**TASK GOAL**
Would you write out the entries below, every one of them, exactly?

⟨

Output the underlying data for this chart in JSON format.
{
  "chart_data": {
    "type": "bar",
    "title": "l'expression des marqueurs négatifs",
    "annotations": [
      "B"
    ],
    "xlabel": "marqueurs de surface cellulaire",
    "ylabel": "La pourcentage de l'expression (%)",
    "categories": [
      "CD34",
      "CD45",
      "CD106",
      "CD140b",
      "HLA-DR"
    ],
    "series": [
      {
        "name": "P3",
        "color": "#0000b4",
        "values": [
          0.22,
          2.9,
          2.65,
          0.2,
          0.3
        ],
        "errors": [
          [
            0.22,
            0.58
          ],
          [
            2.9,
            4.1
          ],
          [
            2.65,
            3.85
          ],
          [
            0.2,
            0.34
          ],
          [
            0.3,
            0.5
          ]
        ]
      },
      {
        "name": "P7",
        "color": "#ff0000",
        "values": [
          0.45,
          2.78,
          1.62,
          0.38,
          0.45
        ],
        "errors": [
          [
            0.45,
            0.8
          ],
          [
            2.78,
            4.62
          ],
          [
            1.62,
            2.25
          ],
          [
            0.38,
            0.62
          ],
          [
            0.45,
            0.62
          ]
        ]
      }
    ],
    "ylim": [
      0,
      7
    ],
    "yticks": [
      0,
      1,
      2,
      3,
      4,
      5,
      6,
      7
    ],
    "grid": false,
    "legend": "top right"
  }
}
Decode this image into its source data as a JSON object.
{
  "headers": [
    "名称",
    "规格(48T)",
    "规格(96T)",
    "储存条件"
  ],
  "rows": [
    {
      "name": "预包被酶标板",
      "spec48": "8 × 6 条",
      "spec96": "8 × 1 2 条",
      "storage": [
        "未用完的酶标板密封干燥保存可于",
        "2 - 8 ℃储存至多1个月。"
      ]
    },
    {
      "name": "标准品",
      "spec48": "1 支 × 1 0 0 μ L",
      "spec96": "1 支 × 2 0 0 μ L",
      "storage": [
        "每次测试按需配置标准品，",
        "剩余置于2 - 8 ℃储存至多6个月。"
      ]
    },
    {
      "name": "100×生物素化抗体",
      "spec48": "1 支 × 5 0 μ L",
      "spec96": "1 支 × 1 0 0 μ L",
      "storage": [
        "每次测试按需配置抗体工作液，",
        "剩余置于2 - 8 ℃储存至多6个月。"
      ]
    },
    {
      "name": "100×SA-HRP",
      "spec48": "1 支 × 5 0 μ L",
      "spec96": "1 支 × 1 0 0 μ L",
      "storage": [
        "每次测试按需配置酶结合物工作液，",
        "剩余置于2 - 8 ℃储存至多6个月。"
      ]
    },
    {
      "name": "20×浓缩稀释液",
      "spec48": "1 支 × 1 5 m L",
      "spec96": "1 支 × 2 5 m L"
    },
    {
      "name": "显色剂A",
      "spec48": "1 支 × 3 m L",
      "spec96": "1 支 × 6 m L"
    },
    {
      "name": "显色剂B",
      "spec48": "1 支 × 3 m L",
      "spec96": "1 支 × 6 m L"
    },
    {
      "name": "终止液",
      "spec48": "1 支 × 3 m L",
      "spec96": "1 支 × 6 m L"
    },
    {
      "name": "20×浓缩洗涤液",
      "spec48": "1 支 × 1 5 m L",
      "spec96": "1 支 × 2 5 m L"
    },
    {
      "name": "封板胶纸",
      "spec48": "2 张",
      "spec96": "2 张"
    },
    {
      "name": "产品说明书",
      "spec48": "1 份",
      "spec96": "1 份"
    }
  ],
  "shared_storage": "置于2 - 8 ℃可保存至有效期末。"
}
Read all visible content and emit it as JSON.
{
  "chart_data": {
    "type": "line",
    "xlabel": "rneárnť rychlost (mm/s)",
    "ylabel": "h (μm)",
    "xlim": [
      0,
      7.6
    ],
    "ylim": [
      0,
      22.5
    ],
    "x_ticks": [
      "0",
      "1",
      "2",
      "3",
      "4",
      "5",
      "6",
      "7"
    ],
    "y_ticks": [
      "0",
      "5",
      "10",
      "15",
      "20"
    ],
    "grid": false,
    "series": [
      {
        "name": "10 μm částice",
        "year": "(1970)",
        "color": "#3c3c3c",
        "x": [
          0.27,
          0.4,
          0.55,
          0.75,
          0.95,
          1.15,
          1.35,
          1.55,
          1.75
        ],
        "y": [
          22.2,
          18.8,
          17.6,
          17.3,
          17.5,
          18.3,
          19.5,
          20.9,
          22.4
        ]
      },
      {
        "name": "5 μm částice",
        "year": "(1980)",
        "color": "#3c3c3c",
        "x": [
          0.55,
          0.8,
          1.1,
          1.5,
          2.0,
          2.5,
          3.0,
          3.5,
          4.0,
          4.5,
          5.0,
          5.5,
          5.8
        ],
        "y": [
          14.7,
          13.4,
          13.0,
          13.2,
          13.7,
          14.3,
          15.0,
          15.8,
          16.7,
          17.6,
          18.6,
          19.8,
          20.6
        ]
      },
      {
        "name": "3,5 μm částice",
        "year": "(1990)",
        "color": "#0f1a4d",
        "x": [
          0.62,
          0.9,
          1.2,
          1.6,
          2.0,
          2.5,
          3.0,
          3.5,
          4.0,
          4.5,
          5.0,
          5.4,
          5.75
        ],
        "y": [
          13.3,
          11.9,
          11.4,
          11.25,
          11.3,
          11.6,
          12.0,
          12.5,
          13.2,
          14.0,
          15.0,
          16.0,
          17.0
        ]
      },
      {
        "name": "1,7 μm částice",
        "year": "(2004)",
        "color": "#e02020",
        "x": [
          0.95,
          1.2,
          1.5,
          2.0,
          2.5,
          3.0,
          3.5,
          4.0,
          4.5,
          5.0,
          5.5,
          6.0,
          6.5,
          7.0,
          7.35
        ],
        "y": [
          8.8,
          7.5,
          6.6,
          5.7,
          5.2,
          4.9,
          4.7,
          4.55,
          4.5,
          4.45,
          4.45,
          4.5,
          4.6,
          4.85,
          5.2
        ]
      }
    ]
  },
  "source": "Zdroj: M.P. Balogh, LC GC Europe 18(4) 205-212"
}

⟩

**REPLY**
Output the underlying data for this chart in JSON format.
{
  "chart_data": {
    "type": "bar",
    "title": "l'expression des marqueurs négatifs",
    "annotations": [
      "B"
    ],
    "xlabel": "marqueurs de surface cellulaire",
    "ylabel": "La pourcentage de l'expression (%)",
    "categories": [
      "CD34",
      "CD45",
      "CD106",
      "CD140b",
      "HLA-DR"
    ],
    "series": [
      {
        "name": "P3",
        "color": "#0000b4",
        "values": [
          0.22,
          2.9,
          2.65,
          0.2,
          0.3
        ],
        "errors": [
          [
            0.22,
            0.58
          ],
          [
            2.9,
            4.1
          ],
          [
            2.65,
            3.85
          ],
          [
            0.2,
            0.34
          ],
          [
            0.3,
            0.5
          ]
        ]
      },
      {
        "name": "P7",
        "color": "#ff0000",
        "values": [
          0.45,
          2.78,
          1.62,
          0.38,
          0.45
        ],
        "errors": [
          [
            0.45,
            0.8
          ],
          [
            2.78,
            4.62
          ],
          [
            1.62,
            2.25
          ],
          [
            0.38,
            0.62
          ],
          [
            0.45,
            0.62
          ]
        ]
      }
    ],
    "ylim": [
      0,
      7
    ],
    "yticks": [
      0,
      1,
      2,
      3,
      4,
      5,
      6,
      7
    ],
    "grid": false,
    "legend": "top right"
  }
}
Decode this image into its source data as a JSON object.
{
  "headers": [
    "名称",
    "规格(48T)",
    "规格(96T)",
    "储存条件"
  ],
  "rows": [
    {
      "name": "预包被酶标板",
      "spec48": "8 × 6 条",
      "spec96": "8 × 1 2 条",
      "storage": [
        "未用完的酶标板密封干燥保存可于",
        "2 - 8 ℃储存至多1个月。"
      ]
    },
    {
      "name": "标准品",
      "spec48": "1 支 × 1 0 0 μ L",
      "spec96": "1 支 × 2 0 0 μ L",
      "storage": [
        "每次测试按需配置标准品，",
        "剩余置于2 - 8 ℃储存至多6个月。"
      ]
    },
    {
      "name": "100×生物素化抗体",
      "spec48": "1 支 × 5 0 μ L",
      "spec96": "1 支 × 1 0 0 μ L",
      "storage": [
        "每次测试按需配置抗体工作液，",
        "剩余置于2 - 8 ℃储存至多6个月。"
      ]
    },
    {
      "name": "100×SA-HRP",
      "spec48": "1 支 × 5 0 μ L",
      "spec96": "1 支 × 1 0 0 μ L",
      "storage": [
        "每次测试按需配置酶结合物工作液，",
        "剩余置于2 - 8 ℃储存至多6个月。"
      ]
    },
    {
      "name": "20×浓缩稀释液",
      "spec48": "1 支 × 1 5 m L",
      "spec96": "1 支 × 2 5 m L"
    },
    {
      "name": "显色剂A",
      "spec48": "1 支 × 3 m L",
      "spec96": "1 支 × 6 m L"
    },
    {
      "name": "显色剂B",
      "spec48": "1 支 × 3 m L",
      "spec96": "1 支 × 6 m L"
    },
    {
      "name": "终止液",
      "spec48": "1 支 × 3 m L",
      "spec96": "1 支 × 6 m L"
    },
    {
      "name": "20×浓缩洗涤液",
      "spec48": "1 支 × 1 5 m L",
      "spec96": "1 支 × 2 5 m L"
    },
    {
      "name": "封板胶纸",
      "spec48": "2 张",
      "spec96": "2 张"
    },
    {
      "name": "产品说明书",
      "spec48": "1 份",
      "spec96": "1 份"
    }
  ],
  "shared_storage": "置于2 - 8 ℃可保存至有效期末。"
}
Read all visible content and emit it as JSON.
{
  "chart_data": {
    "type": "line",
    "xlabel": "rneárnť rychlost (mm/s)",
    "ylabel": "h (μm)",
    "xlim": [
      0,
      7.6
    ],
    "ylim": [
      0,
      22.5
    ],
    "x_ticks": [
      "0",
      "1",
      "2",
      "3",
      "4",
      "5",
      "6",
      "7"
    ],
    "y_ticks": [
      "0",
      "5",
      "10",
      "15",
      "20"
    ],
    "grid": false,
    "series": [
      {
        "name": "10 μm částice",
        "year": "(1970)",
        "color": "#3c3c3c",
        "x": [
          0.27,
          0.4,
          0.55,
          0.75,
          0.95,
          1.15,
          1.35,
          1.55,
          1.75
        ],
        "y": [
          22.2,
          18.8,
          17.6,
          17.3,
          17.5,
          18.3,
          19.5,
          20.9,
          22.4
        ]
      },
      {
        "name": "5 μm částice",
        "year": "(1980)",
        "color": "#3c3c3c",
        "x": [
          0.55,
          0.8,
          1.1,
          1.5,
          2.0,
          2.5,
          3.0,
          3.5,
          4.0,
          4.5,
          5.0,
          5.5,
          5.8
        ],
        "y": [
          14.7,
          13.4,
          13.0,
          13.2,
          13.7,
          14.3,
          15.0,
          15.8,
          16.7,
          17.6,
          18.6,
          19.8,
          20.6
        ]
      },
      {
        "name": "3,5 μm částice",
        "year": "(1990)",
        "color": "#0f1a4d",
        "x": [
          0.62,
          0.9,
          1.2,
          1.6,
          2.0,
          2.5,
          3.0,
          3.5,
          4.0,
          4.5,
          5.0,
          5.4,
          5.75
        ],
        "y": [
          13.3,
          11.9,
          11.4,
          11.25,
          11.3,
          11.6,
          12.0,
          12.5,
          13.2,
          14.0,
          15.0,
          16.0,
          17.0
        ]
      },
      {
        "name": "1,7 μm částice",
        "year": "(2004)",
        "color": "#e02020",
        "x": [
          0.95,
          1.2,
          1.5,
          2.0,
          2.5,
          3.0,
          3.5,
          4.0,
          4.5,
          5.0,
          5.5,
          6.0,
          6.5,
          7.0,
          7.35
        ],
        "y": [
          8.8,
          7.5,
          6.6,
          5.7,
          5.2,
          4.9,
          4.7,
          4.55,
          4.5,
          4.45,
          4.45,
          4.5,
          4.6,
          4.85,
          5.2
        ]
      }
    ]
  },
  "source": "Zdroj: M.P. Balogh, LC GC Europe 18(4) 205-212"
}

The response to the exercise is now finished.